→ **DIRECTIONS FOR THIS TASK**:
From the listing below, extract every line containing "giudice".

→ **SUPPLIED MATERIAL**:

-----

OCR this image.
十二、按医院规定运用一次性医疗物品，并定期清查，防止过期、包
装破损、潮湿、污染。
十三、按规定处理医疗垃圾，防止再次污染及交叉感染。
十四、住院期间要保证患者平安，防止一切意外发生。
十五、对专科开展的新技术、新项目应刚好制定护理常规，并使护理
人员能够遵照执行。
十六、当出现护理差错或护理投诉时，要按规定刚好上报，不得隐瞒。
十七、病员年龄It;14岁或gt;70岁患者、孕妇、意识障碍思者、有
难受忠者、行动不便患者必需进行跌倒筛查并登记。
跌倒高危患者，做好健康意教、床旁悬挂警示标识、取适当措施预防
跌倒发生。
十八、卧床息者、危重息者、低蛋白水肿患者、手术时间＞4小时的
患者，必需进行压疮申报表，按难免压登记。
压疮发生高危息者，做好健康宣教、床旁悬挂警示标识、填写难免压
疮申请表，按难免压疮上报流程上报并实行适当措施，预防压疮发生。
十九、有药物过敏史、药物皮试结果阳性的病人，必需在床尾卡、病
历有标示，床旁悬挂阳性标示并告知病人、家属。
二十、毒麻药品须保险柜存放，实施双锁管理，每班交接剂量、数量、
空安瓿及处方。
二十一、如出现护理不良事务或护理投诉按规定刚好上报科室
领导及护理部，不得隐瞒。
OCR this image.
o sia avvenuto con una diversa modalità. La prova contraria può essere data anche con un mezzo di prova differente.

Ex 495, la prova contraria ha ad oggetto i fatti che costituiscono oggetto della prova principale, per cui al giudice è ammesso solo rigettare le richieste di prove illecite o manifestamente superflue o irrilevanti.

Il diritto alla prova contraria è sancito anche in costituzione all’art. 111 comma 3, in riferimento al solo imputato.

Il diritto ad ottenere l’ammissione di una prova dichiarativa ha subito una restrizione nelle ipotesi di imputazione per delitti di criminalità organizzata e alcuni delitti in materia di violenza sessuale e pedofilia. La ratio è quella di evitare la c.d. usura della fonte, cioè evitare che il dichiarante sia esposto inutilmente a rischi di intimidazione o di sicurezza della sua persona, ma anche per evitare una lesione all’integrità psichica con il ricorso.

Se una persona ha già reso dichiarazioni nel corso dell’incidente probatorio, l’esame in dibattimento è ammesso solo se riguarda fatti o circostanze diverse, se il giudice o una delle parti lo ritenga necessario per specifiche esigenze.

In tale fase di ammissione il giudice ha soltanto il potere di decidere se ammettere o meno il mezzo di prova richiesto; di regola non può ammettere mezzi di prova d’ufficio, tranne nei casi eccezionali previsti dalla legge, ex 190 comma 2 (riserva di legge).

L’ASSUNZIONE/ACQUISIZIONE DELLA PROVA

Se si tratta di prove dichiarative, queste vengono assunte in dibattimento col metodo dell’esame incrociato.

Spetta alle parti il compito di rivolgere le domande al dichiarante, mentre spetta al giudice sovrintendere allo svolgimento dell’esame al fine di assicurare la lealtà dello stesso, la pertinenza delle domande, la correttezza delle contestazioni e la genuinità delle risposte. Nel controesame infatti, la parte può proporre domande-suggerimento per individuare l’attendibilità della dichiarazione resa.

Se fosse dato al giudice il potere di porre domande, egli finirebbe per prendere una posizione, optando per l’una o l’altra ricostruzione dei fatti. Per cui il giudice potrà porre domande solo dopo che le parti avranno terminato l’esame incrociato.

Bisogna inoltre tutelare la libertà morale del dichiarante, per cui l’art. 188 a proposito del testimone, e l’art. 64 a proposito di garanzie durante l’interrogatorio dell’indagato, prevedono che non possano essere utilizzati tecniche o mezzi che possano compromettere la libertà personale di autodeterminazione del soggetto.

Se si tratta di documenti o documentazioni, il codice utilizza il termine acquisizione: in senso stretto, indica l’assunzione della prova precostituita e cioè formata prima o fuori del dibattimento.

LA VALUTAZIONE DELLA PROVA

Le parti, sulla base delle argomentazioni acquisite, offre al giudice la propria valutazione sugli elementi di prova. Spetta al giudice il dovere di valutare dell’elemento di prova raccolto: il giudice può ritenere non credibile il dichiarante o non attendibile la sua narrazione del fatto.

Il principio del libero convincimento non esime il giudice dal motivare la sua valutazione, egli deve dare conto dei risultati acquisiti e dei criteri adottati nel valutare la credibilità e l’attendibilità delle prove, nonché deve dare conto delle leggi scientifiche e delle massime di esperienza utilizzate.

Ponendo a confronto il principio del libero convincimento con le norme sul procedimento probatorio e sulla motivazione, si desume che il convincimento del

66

-----

→ **SOLUTION TO THE EXERCISE**:
Ex 495, la prova contraria ha ad oggetto i fatti che costituiscono oggetto della prova principale, per cui al giudice è ammesso solo rigettare le richieste di prove illecite o manifestamente superflue o irrilevanti.
Se una persona ha già reso dichiarazioni nel corso dell’incidente probatorio, l’esame in dibattimento è ammesso solo se riguarda fatti o circostanze diverse, se il giudice o una delle parti lo ritenga necessario per specifiche esigenze.
In tale fase di ammissione il giudice ha soltanto il potere di decidere se ammettere o meno il mezzo di prova richiesto; di regola non può ammettere mezzi di prova d’ufficio, tranne nei casi eccezionali previsti dalla legge, ex 190 comma 2 (riserva di legge).
Spetta alle parti il compito di rivolgere le domande al dichiarante, mentre spetta al giudice sovrintendere allo svolgimento dell’esame al fine di assicurare la lealtà dello stesso, la pertinenza delle domande, la correttezza delle contestazioni e la genuinità delle risposte. Nel controesame infatti, la parte può proporre domande-suggerimento per individuare l’attendibilità della dichiarazione resa.
Se fosse dato al giudice il potere di porre domande, egli finirebbe per prendere una posizione, optando per l’una o l’altra ricostruzione dei fatti. Per cui il giudice potrà porre domande solo dopo che le parti avranno terminato l’esame incrociato.
Le parti, sulla base delle argomentazioni acquisite, offre al giudice la propria valutazione sugli elementi di prova. Spetta al giudice il dovere di valutare dell’elemento di prova raccolto: il giudice può ritenere non credibile il dichiarante o non attendibile la sua narrazione del fatto.
Il principio del libero convincimento non esime il giudice dal motivare la sua valutazione, egli deve dare conto dei risultati acquisiti e dei criteri adottati nel valutare la credibilità e l’attendibilità delle prove, nonché deve dare conto delle leggi scientifiche e delle massime di esperienza utilizzate.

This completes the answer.